Goal of the exercise:
Keep every line where the word "chevron" appears; drop the rest.

* START Listed entries *

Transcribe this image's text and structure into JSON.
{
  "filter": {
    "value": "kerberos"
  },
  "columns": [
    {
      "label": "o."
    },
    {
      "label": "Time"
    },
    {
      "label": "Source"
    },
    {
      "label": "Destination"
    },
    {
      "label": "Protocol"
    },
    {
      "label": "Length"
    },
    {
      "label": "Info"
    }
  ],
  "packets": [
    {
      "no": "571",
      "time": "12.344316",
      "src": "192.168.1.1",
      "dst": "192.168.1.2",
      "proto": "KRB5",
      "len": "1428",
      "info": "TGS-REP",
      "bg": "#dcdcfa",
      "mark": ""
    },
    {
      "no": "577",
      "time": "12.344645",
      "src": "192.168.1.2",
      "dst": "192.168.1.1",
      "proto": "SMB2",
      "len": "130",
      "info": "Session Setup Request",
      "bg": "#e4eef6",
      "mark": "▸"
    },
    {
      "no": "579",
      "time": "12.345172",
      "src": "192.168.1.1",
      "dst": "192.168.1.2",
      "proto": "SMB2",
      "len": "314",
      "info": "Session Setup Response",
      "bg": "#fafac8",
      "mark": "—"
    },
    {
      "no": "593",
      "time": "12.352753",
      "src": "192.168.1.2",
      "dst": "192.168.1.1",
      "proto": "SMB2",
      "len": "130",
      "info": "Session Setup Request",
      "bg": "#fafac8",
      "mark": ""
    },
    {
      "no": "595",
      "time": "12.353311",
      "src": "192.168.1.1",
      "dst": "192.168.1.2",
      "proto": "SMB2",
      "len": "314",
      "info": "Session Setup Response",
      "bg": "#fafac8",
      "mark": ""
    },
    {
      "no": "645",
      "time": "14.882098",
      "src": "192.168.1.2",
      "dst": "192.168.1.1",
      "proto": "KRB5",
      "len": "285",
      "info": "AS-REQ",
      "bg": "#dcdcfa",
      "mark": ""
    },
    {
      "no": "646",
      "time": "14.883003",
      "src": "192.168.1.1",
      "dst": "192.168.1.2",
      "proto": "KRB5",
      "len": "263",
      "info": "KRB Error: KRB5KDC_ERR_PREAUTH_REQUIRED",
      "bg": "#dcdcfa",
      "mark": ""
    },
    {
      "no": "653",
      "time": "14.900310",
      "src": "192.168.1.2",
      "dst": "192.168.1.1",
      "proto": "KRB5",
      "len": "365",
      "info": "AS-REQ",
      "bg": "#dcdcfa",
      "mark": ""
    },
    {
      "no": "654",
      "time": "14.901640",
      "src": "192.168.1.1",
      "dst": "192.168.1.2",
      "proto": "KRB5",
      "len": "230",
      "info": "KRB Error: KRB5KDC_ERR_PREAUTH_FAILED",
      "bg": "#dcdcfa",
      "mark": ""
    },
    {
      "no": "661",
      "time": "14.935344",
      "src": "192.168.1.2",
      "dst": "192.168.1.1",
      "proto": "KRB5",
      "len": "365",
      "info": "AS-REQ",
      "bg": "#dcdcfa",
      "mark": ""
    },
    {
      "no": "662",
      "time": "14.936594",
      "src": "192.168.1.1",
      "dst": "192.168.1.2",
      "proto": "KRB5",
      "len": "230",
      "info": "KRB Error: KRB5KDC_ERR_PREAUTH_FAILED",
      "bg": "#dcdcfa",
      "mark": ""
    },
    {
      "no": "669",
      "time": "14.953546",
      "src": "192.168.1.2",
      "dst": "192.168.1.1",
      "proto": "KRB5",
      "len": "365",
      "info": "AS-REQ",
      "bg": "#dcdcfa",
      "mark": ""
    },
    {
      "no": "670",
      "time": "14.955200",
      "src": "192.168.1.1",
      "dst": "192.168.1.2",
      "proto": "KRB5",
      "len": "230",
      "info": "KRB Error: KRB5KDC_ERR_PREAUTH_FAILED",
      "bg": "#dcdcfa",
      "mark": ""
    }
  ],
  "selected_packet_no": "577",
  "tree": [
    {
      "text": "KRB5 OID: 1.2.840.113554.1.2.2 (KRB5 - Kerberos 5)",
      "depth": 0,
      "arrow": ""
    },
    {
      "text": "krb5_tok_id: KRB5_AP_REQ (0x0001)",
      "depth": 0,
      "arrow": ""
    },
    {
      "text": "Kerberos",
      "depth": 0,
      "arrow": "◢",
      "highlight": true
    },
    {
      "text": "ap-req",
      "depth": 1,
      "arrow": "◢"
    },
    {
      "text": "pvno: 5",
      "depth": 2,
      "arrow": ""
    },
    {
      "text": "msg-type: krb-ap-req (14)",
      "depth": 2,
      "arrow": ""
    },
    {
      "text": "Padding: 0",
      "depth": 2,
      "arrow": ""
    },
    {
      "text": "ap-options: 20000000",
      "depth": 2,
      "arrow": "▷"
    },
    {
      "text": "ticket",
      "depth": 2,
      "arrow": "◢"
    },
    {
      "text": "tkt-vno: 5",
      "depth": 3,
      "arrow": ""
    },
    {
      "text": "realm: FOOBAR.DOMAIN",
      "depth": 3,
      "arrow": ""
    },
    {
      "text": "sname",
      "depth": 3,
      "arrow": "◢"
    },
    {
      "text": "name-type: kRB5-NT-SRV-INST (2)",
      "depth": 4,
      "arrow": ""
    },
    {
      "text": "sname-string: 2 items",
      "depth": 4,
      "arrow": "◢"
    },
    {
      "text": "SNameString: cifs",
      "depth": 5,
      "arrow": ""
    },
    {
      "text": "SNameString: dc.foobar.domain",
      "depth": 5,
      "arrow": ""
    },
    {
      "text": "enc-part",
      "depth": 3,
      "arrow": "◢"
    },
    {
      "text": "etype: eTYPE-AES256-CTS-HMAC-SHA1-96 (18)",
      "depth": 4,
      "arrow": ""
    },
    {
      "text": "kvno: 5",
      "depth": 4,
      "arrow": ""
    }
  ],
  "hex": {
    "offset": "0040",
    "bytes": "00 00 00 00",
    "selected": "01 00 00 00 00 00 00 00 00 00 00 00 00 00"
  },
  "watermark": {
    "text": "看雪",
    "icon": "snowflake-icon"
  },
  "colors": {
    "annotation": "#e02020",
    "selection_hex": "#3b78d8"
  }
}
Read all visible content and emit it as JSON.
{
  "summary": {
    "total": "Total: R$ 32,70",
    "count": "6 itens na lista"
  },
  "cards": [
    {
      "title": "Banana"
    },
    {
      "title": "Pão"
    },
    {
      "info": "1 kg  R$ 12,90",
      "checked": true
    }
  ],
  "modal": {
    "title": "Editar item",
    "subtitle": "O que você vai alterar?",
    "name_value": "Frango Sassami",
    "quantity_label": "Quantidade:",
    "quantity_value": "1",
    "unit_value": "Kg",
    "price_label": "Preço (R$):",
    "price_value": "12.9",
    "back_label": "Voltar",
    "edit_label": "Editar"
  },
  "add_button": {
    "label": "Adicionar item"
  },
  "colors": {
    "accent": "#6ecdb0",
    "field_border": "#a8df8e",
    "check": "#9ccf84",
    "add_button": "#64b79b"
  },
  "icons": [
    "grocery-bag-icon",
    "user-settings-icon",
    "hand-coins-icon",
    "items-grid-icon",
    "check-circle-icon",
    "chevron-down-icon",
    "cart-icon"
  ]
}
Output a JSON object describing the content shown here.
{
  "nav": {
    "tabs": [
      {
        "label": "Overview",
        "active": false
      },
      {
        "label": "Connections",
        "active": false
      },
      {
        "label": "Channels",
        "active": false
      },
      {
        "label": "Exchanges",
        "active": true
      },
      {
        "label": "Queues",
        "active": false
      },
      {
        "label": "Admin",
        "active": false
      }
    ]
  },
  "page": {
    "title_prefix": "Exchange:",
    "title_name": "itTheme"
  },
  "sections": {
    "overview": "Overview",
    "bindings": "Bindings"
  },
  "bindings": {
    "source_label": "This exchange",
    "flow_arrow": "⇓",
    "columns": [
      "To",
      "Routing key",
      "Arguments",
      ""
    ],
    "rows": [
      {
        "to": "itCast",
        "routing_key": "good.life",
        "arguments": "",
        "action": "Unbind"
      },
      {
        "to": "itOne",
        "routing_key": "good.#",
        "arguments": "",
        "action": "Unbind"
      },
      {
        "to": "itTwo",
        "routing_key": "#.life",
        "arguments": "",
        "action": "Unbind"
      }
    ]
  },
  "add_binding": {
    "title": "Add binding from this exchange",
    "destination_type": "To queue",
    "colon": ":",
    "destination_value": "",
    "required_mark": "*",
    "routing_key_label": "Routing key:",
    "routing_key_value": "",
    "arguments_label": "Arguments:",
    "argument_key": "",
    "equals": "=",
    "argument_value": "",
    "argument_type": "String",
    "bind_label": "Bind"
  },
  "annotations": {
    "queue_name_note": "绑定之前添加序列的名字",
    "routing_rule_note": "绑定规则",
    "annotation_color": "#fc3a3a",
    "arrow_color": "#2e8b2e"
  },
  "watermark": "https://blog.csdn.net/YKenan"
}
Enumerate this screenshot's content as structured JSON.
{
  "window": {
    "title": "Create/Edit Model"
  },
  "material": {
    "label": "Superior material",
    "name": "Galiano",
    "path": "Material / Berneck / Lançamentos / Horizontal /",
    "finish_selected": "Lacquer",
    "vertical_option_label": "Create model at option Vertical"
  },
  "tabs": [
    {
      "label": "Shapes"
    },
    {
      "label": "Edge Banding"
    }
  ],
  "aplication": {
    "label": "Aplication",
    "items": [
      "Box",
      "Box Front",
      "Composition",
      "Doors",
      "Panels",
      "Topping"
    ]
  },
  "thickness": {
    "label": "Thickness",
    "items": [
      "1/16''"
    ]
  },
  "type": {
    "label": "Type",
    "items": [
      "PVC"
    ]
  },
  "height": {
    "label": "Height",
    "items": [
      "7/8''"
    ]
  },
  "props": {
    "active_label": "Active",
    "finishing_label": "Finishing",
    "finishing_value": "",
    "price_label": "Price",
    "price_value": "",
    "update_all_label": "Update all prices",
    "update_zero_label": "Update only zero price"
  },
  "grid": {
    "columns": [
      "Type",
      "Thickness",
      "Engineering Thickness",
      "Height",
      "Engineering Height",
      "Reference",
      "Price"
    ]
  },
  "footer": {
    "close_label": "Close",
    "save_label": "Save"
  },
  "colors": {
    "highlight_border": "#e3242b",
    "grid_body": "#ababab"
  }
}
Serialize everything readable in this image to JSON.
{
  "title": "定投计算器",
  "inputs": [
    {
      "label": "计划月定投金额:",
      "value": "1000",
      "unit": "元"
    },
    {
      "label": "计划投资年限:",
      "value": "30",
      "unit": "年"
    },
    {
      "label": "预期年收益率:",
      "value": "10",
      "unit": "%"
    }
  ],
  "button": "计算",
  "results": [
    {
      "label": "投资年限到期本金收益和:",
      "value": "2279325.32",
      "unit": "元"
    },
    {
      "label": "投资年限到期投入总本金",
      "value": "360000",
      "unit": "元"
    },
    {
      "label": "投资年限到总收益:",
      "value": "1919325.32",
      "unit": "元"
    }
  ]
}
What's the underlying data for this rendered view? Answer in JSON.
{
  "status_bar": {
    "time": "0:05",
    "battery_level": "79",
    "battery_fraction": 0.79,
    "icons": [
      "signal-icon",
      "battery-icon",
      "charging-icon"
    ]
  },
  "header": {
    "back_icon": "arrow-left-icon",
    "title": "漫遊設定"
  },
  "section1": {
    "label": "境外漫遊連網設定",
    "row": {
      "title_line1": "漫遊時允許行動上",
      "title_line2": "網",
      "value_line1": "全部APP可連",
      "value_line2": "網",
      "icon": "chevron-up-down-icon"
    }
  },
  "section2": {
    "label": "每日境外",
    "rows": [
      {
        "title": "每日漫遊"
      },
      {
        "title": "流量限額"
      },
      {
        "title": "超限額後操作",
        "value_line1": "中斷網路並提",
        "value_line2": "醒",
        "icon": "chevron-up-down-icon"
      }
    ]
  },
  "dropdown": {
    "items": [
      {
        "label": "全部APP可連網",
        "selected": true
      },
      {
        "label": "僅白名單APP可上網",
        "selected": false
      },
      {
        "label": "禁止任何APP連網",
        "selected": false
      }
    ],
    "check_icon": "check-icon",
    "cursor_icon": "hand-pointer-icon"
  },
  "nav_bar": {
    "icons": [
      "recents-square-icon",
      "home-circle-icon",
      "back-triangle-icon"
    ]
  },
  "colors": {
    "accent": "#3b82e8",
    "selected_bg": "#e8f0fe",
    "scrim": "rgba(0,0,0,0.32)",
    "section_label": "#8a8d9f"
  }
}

* END Listed entries *

Response to this exercise:
    "chevron-down-icon",
      "icon": "chevron-up-down-icon"
        "icon": "chevron-up-down-icon"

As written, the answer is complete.